_THE EXERCISE_.
Count every line in the entries that follow where the word "CH₂O" appears, then state only the total.
##### RECORD EXTRACTS
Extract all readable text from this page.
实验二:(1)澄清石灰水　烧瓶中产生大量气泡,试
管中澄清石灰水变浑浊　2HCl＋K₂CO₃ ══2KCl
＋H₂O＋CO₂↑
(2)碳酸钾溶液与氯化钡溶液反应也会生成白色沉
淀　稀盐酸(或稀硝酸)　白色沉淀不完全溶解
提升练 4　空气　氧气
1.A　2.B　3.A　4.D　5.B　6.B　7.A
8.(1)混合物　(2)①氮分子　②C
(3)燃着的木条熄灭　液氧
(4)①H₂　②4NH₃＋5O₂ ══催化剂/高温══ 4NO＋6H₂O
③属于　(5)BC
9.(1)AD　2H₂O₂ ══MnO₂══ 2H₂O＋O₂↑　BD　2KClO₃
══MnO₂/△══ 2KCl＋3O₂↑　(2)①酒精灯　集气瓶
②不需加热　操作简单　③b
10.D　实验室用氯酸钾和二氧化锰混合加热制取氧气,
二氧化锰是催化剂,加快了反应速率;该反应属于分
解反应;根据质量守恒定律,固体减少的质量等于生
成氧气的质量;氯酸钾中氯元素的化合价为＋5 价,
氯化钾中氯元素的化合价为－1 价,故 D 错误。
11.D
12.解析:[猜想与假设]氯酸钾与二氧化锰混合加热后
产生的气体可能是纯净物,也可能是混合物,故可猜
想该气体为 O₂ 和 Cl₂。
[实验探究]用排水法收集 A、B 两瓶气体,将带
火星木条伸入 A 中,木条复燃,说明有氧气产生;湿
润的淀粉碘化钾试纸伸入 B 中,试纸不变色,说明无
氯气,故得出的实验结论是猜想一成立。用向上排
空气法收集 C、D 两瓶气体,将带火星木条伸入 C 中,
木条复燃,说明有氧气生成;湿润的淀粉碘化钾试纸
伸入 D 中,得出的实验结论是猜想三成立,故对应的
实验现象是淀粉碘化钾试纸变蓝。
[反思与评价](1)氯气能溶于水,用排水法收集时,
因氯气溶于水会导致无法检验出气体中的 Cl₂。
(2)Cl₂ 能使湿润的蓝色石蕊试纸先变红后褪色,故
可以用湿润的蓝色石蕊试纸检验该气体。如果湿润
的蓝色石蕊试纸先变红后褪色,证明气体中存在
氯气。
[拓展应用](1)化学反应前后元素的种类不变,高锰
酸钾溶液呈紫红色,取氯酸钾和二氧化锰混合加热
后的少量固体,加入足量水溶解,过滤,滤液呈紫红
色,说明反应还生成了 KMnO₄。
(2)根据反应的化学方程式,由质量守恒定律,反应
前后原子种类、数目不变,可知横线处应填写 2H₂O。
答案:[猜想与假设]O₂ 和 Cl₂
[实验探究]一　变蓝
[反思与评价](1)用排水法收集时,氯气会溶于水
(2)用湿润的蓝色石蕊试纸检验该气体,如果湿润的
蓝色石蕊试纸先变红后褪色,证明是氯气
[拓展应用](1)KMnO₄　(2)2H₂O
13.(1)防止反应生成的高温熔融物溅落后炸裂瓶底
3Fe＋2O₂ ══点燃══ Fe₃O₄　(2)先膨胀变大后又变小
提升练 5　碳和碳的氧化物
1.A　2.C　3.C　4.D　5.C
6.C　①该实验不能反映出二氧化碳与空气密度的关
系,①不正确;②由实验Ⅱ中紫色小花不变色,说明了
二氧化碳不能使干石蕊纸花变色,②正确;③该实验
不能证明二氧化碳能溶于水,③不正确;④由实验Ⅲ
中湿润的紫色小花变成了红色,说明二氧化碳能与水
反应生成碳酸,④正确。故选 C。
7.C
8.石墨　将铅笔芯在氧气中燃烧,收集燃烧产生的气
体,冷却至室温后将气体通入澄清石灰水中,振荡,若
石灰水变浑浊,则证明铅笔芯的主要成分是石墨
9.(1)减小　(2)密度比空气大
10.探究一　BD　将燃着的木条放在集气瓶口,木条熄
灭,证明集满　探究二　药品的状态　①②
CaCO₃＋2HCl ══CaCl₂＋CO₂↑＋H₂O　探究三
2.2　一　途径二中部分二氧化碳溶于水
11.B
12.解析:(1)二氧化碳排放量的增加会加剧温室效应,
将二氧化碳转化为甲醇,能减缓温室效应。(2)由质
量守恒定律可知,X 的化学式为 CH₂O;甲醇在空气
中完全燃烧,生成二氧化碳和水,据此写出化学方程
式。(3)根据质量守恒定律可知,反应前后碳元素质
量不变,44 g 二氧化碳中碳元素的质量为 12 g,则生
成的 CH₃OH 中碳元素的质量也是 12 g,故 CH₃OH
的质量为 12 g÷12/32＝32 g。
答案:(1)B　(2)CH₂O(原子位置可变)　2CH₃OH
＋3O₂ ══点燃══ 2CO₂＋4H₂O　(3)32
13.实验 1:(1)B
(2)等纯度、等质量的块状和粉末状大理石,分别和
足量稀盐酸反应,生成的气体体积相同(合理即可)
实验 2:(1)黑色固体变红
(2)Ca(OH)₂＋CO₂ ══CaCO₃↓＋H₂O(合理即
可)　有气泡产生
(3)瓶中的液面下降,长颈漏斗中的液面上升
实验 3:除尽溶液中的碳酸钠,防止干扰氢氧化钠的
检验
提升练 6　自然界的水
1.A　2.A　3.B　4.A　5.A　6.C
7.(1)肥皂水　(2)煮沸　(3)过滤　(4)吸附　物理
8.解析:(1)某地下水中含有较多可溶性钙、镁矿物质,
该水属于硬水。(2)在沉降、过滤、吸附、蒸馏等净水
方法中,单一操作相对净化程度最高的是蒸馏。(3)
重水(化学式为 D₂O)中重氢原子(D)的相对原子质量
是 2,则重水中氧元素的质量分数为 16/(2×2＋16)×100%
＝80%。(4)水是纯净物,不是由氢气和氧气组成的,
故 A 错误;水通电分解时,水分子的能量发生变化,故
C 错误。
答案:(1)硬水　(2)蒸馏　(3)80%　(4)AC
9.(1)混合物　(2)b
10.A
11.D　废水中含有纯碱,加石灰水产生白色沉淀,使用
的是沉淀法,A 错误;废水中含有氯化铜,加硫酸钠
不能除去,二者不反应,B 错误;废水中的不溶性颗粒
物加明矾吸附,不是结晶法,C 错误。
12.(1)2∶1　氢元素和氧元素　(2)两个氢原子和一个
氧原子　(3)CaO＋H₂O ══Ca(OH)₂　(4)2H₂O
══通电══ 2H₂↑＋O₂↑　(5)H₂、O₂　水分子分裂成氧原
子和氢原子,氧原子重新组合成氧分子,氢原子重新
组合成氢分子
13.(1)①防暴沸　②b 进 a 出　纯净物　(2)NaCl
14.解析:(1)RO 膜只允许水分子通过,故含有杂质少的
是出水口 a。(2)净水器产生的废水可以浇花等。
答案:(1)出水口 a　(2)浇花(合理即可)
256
##########
_OUTPUT OF THE EXERCISE_.
2